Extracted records
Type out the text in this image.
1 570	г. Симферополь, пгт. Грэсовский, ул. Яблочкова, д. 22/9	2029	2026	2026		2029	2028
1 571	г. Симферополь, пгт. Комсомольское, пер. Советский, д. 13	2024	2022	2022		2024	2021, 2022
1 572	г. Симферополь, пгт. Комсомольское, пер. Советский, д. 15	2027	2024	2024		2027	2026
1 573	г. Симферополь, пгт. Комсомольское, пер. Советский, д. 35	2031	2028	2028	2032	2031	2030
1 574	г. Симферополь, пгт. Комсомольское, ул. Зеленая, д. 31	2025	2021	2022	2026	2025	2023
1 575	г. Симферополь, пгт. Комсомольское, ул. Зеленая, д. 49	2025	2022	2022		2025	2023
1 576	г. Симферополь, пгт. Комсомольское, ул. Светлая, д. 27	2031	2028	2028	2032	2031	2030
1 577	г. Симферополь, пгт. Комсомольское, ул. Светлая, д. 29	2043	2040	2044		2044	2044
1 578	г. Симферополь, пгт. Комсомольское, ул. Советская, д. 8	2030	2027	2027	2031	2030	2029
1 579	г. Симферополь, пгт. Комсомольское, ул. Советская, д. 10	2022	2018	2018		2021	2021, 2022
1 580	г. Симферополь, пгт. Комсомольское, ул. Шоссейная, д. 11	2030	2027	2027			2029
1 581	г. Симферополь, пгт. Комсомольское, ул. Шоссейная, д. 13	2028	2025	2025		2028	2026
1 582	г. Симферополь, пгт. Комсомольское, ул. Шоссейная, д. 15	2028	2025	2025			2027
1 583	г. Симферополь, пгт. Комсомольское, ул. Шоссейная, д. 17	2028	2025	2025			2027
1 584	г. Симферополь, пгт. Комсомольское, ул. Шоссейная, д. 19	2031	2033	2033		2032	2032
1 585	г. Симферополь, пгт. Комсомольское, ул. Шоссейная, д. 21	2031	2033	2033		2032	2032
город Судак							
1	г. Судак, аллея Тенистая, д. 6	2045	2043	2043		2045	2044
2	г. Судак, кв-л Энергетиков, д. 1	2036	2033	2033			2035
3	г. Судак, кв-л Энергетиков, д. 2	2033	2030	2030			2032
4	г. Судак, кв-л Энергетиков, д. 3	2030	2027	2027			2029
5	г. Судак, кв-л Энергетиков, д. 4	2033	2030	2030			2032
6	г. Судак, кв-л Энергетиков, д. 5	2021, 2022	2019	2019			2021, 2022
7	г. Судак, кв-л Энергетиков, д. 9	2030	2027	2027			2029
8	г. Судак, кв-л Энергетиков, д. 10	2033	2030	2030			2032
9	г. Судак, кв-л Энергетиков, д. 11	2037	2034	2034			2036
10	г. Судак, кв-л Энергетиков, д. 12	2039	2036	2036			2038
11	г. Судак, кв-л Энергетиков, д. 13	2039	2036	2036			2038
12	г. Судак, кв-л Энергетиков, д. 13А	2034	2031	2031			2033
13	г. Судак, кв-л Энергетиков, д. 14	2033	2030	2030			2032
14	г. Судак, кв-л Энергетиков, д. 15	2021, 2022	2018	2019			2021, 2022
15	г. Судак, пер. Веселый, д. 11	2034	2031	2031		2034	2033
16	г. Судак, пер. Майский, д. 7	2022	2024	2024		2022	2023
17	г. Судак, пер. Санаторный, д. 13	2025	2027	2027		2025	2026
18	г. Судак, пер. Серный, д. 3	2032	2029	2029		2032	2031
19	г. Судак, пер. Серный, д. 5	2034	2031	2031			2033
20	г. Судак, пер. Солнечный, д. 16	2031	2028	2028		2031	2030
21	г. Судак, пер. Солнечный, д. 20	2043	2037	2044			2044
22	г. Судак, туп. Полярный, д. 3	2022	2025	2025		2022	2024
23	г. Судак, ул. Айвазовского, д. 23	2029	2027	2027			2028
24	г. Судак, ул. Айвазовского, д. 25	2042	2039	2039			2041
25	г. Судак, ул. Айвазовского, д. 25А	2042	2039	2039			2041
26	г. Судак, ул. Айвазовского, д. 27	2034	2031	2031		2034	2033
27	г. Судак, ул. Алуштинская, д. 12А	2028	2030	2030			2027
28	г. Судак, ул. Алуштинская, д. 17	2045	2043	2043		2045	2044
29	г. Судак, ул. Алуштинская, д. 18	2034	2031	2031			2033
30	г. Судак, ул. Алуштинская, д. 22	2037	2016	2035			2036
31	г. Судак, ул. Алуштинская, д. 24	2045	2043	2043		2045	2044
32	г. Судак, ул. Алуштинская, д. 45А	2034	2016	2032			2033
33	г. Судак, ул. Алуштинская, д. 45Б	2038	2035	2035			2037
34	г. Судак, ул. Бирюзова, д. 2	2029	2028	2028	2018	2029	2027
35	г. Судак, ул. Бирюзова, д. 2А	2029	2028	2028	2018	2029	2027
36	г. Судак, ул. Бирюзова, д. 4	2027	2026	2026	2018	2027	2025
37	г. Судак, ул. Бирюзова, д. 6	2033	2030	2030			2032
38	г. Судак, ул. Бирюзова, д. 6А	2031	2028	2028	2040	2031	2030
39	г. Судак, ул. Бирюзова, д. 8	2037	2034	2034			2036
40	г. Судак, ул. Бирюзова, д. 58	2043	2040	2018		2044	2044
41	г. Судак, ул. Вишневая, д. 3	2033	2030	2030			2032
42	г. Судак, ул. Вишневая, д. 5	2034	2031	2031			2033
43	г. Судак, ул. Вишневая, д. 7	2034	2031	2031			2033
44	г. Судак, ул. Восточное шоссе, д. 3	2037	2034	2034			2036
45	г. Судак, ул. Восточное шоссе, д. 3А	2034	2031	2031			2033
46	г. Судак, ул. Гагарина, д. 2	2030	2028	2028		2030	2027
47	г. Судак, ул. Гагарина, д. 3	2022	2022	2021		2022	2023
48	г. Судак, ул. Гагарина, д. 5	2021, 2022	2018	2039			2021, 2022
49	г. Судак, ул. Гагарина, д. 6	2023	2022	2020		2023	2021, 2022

→ **JOB**:
Write out all of the records once more, exactly.

→ **COMPLETE OUTPUT**:
Type out the text in this image.
1 570	г. Симферополь, пгт. Грэсовский, ул. Яблочкова, д. 22/9	2029	2026	2026		2029	2028
1 571	г. Симферополь, пгт. Комсомольское, пер. Советский, д. 13	2024	2022	2022		2024	2021, 2022
1 572	г. Симферополь, пгт. Комсомольское, пер. Советский, д. 15	2027	2024	2024		2027	2026
1 573	г. Симферополь, пгт. Комсомольское, пер. Советский, д. 35	2031	2028	2028	2032	2031	2030
1 574	г. Симферополь, пгт. Комсомольское, ул. Зеленая, д. 31	2025	2021	2022	2026	2025	2023
1 575	г. Симферополь, пгт. Комсомольское, ул. Зеленая, д. 49	2025	2022	2022		2025	2023
1 576	г. Симферополь, пгт. Комсомольское, ул. Светлая, д. 27	2031	2028	2028	2032	2031	2030
1 577	г. Симферополь, пгт. Комсомольское, ул. Светлая, д. 29	2043	2040	2044		2044	2044
1 578	г. Симферополь, пгт. Комсомольское, ул. Советская, д. 8	2030	2027	2027	2031	2030	2029
1 579	г. Симферополь, пгт. Комсомольское, ул. Советская, д. 10	2022	2018	2018		2021	2021, 2022
1 580	г. Симферополь, пгт. Комсомольское, ул. Шоссейная, д. 11	2030	2027	2027			2029
1 581	г. Симферополь, пгт. Комсомольское, ул. Шоссейная, д. 13	2028	2025	2025		2028	2026
1 582	г. Симферополь, пгт. Комсомольское, ул. Шоссейная, д. 15	2028	2025	2025			2027
1 583	г. Симферополь, пгт. Комсомольское, ул. Шоссейная, д. 17	2028	2025	2025			2027
1 584	г. Симферополь, пгт. Комсомольское, ул. Шоссейная, д. 19	2031	2033	2033		2032	2032
1 585	г. Симферополь, пгт. Комсомольское, ул. Шоссейная, д. 21	2031	2033	2033		2032	2032
город Судак							
1	г. Судак, аллея Тенистая, д. 6	2045	2043	2043		2045	2044
2	г. Судак, кв-л Энергетиков, д. 1	2036	2033	2033			2035
3	г. Судак, кв-л Энергетиков, д. 2	2033	2030	2030			2032
4	г. Судак, кв-л Энергетиков, д. 3	2030	2027	2027			2029
5	г. Судак, кв-л Энергетиков, д. 4	2033	2030	2030			2032
6	г. Судак, кв-л Энергетиков, д. 5	2021, 2022	2019	2019			2021, 2022
7	г. Судак, кв-л Энергетиков, д. 9	2030	2027	2027			2029
8	г. Судак, кв-л Энергетиков, д. 10	2033	2030	2030			2032
9	г. Судак, кв-л Энергетиков, д. 11	2037	2034	2034			2036
10	г. Судак, кв-л Энергетиков, д. 12	2039	2036	2036			2038
11	г. Судак, кв-л Энергетиков, д. 13	2039	2036	2036			2038
12	г. Судак, кв-л Энергетиков, д. 13А	2034	2031	2031			2033
13	г. Судак, кв-л Энергетиков, д. 14	2033	2030	2030			2032
14	г. Судак, кв-л Энергетиков, д. 15	2021, 2022	2018	2019			2021, 2022
15	г. Судак, пер. Веселый, д. 11	2034	2031	2031		2034	2033
16	г. Судак, пер. Майский, д. 7	2022	2024	2024		2022	2023
17	г. Судак, пер. Санаторный, д. 13	2025	2027	2027		2025	2026
18	г. Судак, пер. Серный, д. 3	2032	2029	2029		2032	2031
19	г. Судак, пер. Серный, д. 5	2034	2031	2031			2033
20	г. Судак, пер. Солнечный, д. 16	2031	2028	2028		2031	2030
21	г. Судак, пер. Солнечный, д. 20	2043	2037	2044			2044
22	г. Судак, туп. Полярный, д. 3	2022	2025	2025		2022	2024
23	г. Судак, ул. Айвазовского, д. 23	2029	2027	2027			2028
24	г. Судак, ул. Айвазовского, д. 25	2042	2039	2039			2041
25	г. Судак, ул. Айвазовского, д. 25А	2042	2039	2039			2041
26	г. Судак, ул. Айвазовского, д. 27	2034	2031	2031		2034	2033
27	г. Судак, ул. Алуштинская, д. 12А	2028	2030	2030			2027
28	г. Судак, ул. Алуштинская, д. 17	2045	2043	2043		2045	2044
29	г. Судак, ул. Алуштинская, д. 18	2034	2031	2031			2033
30	г. Судак, ул. Алуштинская, д. 22	2037	2016	2035			2036
31	г. Судак, ул. Алуштинская, д. 24	2045	2043	2043		2045	2044
32	г. Судак, ул. Алуштинская, д. 45А	2034	2016	2032			2033
33	г. Судак, ул. Алуштинская, д. 45Б	2038	2035	2035			2037
34	г. Судак, ул. Бирюзова, д. 2	2029	2028	2028	2018	2029	2027
35	г. Судак, ул. Бирюзова, д. 2А	2029	2028	2028	2018	2029	2027
36	г. Судак, ул. Бирюзова, д. 4	2027	2026	2026	2018	2027	2025
37	г. Судак, ул. Бирюзова, д. 6	2033	2030	2030			2032
38	г. Судак, ул. Бирюзова, д. 6А	2031	2028	2028	2040	2031	2030
39	г. Судак, ул. Бирюзова, д. 8	2037	2034	2034			2036
40	г. Судак, ул. Бирюзова, д. 58	2043	2040	2018		2044	2044
41	г. Судак, ул. Вишневая, д. 3	2033	2030	2030			2032
42	г. Судак, ул. Вишневая, д. 5	2034	2031	2031			2033
43	г. Судак, ул. Вишневая, д. 7	2034	2031	2031			2033
44	г. Судак, ул. Восточное шоссе, д. 3	2037	2034	2034			2036
45	г. Судак, ул. Восточное шоссе, д. 3А	2034	2031	2031			2033
46	г. Судак, ул. Гагарина, д. 2	2030	2028	2028		2030	2027
47	г. Судак, ул. Гагарина, д. 3	2022	2022	2021		2022	2023
48	г. Судак, ул. Гагарина, д. 5	2021, 2022	2018	2039			2021, 2022
49	г. Судак, ул. Гагарина, д. 6	2023	2022	2020		2023	2021, 2022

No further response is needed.